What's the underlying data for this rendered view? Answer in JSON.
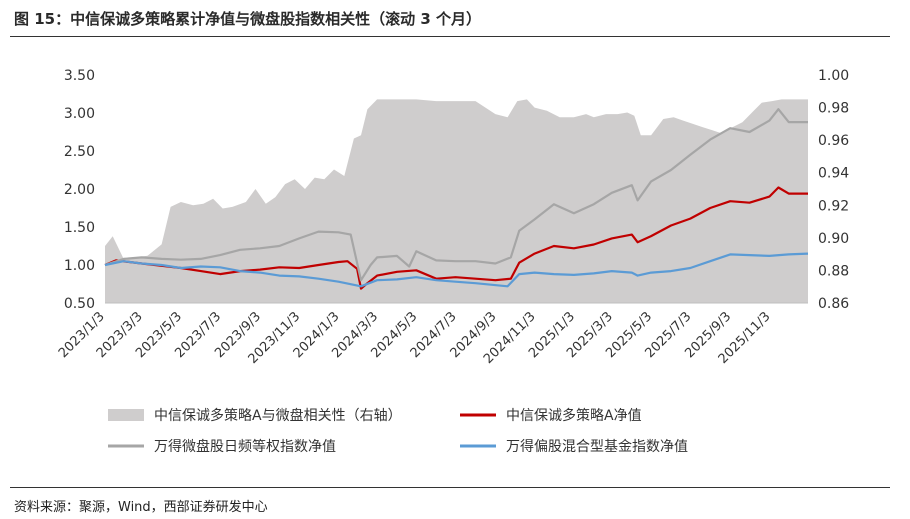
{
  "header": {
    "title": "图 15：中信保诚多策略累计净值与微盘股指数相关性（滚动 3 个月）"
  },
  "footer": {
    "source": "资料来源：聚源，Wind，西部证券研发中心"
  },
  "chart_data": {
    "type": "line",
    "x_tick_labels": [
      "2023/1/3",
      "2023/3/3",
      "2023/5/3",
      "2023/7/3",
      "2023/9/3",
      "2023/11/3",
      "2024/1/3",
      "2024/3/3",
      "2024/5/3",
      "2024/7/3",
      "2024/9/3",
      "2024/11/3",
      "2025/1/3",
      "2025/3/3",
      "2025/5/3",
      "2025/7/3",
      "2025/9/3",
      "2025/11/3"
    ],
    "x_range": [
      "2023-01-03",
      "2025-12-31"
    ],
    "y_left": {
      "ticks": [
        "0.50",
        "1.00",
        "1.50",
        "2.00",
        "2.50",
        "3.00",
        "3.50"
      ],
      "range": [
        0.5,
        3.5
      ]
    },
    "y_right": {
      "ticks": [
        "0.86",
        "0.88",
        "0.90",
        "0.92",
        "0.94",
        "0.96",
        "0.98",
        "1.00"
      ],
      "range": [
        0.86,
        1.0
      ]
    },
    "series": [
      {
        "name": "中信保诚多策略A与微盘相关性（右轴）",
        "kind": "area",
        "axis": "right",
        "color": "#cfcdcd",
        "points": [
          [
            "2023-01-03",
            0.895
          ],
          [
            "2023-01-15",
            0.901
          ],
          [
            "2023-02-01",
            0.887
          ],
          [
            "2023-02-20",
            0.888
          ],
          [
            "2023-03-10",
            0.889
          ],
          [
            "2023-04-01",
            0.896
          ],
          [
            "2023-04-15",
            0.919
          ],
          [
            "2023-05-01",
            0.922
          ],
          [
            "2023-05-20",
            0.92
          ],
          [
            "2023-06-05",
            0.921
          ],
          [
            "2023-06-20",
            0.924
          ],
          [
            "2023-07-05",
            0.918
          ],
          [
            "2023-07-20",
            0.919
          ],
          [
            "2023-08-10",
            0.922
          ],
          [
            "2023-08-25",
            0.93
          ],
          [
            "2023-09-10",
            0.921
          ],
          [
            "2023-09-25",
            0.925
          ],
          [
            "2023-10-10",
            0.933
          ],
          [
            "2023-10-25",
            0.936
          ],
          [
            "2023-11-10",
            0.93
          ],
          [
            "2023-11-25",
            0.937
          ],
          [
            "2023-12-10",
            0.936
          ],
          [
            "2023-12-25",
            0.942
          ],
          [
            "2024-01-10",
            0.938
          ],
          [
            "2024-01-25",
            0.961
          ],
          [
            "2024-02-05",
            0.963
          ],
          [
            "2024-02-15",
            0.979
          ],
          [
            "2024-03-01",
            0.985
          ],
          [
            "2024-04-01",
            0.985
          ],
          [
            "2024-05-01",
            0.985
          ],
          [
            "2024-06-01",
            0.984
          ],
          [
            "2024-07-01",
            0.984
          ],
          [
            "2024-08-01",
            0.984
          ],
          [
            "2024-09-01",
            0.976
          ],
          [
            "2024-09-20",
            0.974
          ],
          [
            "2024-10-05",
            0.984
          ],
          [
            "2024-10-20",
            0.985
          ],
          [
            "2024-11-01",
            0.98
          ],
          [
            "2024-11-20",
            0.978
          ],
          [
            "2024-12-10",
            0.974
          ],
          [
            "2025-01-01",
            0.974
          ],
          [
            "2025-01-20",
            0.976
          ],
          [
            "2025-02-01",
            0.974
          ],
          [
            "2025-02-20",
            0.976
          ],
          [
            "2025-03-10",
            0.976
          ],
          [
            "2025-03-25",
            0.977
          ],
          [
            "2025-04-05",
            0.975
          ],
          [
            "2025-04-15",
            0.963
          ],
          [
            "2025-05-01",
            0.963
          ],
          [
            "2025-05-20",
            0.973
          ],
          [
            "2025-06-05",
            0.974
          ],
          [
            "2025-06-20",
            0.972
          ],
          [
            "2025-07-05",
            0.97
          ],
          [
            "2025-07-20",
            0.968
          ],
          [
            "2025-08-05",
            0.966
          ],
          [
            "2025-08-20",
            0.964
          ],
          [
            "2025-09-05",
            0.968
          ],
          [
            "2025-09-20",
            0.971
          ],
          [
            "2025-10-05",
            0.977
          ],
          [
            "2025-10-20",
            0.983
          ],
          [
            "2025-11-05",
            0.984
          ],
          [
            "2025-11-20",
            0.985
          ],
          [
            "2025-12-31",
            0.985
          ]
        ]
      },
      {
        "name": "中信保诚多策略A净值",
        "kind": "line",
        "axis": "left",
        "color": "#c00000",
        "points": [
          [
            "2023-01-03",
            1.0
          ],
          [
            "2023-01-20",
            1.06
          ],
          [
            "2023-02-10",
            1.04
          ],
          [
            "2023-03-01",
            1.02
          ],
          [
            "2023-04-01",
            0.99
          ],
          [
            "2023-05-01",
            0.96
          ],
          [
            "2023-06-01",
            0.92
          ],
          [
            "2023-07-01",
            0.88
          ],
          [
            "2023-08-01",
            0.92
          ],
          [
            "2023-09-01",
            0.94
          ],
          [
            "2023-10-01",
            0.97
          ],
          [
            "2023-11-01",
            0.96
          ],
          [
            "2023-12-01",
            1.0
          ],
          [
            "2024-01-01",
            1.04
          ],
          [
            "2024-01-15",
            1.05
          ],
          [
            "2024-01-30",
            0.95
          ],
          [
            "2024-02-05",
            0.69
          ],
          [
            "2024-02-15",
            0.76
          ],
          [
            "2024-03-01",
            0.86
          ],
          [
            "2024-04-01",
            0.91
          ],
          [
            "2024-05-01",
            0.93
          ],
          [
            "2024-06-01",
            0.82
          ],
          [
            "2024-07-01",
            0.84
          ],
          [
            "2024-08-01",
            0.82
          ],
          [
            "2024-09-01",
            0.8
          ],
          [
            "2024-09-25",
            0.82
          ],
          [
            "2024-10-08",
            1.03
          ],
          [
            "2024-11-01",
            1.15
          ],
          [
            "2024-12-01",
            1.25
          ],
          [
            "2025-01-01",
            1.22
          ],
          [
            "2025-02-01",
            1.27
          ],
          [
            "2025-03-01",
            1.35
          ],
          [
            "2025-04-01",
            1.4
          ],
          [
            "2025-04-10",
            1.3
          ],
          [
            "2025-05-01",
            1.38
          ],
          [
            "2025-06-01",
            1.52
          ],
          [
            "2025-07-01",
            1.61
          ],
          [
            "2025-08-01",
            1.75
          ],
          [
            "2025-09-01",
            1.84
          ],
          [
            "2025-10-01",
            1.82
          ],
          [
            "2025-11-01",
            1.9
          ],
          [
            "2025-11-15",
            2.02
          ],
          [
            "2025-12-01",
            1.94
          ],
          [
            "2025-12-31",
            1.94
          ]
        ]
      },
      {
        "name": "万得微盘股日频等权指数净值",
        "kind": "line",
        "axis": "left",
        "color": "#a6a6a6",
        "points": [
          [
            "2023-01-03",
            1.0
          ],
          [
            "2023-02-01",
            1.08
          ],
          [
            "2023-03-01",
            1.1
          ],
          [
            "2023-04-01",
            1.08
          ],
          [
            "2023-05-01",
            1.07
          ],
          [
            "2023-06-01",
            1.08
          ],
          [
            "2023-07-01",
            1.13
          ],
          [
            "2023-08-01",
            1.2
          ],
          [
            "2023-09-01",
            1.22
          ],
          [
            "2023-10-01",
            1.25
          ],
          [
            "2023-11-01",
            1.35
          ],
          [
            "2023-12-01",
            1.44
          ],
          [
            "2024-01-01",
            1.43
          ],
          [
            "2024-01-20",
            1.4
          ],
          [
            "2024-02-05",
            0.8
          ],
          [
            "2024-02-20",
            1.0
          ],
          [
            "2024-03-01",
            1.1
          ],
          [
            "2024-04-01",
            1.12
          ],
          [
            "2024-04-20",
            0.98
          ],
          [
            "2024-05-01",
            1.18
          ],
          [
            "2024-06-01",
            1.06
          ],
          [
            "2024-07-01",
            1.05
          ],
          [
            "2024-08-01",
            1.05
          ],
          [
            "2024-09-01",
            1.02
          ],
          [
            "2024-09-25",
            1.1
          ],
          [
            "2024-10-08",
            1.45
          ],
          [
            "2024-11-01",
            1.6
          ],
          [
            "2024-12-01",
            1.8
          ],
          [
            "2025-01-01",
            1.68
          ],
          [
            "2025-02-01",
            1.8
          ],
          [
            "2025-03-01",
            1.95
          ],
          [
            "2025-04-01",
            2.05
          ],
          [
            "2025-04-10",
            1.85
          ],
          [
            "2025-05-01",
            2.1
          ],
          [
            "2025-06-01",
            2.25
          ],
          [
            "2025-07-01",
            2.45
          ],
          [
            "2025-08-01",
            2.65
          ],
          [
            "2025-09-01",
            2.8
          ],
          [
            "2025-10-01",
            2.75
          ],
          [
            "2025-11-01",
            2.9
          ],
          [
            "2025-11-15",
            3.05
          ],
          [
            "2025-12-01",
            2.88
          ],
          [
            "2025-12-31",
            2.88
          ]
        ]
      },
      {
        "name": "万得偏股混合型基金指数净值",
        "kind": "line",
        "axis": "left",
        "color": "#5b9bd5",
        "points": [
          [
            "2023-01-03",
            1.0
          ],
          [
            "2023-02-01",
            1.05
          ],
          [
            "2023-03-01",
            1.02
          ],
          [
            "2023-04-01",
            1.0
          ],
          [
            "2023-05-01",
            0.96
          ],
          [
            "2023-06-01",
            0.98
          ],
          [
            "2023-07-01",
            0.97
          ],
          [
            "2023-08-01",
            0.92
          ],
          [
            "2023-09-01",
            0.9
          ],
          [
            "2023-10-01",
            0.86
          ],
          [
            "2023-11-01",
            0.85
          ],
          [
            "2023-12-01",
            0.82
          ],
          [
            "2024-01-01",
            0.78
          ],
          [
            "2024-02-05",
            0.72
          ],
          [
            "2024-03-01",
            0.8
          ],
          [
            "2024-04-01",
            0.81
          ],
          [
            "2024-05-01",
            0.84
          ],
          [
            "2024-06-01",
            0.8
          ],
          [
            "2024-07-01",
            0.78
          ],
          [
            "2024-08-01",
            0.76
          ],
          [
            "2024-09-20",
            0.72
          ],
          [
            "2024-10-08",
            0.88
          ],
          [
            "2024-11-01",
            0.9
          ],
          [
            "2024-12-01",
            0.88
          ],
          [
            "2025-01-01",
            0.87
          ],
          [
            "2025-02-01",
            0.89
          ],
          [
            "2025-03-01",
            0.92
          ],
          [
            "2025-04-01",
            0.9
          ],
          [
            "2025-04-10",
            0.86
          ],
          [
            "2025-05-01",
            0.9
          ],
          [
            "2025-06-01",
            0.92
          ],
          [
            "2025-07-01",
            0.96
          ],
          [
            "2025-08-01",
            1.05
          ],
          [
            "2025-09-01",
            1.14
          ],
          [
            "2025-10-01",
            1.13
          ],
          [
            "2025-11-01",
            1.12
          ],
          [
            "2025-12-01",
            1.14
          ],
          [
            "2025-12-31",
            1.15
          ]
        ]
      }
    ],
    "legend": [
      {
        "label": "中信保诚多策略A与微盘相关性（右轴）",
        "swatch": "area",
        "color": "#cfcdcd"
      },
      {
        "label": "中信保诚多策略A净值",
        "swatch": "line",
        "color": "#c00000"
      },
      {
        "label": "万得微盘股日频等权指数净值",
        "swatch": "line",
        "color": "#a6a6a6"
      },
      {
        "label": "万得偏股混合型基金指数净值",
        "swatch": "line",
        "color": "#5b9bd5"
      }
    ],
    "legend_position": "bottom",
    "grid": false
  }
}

**Written task**: Using the material above, copy every line in which the string "万得微盘股日频等权指数净值" occurs.

**Completed exercise**:
        "name": "万得微盘股日频等权指数净值",
        "label": "万得微盘股日频等权指数净值",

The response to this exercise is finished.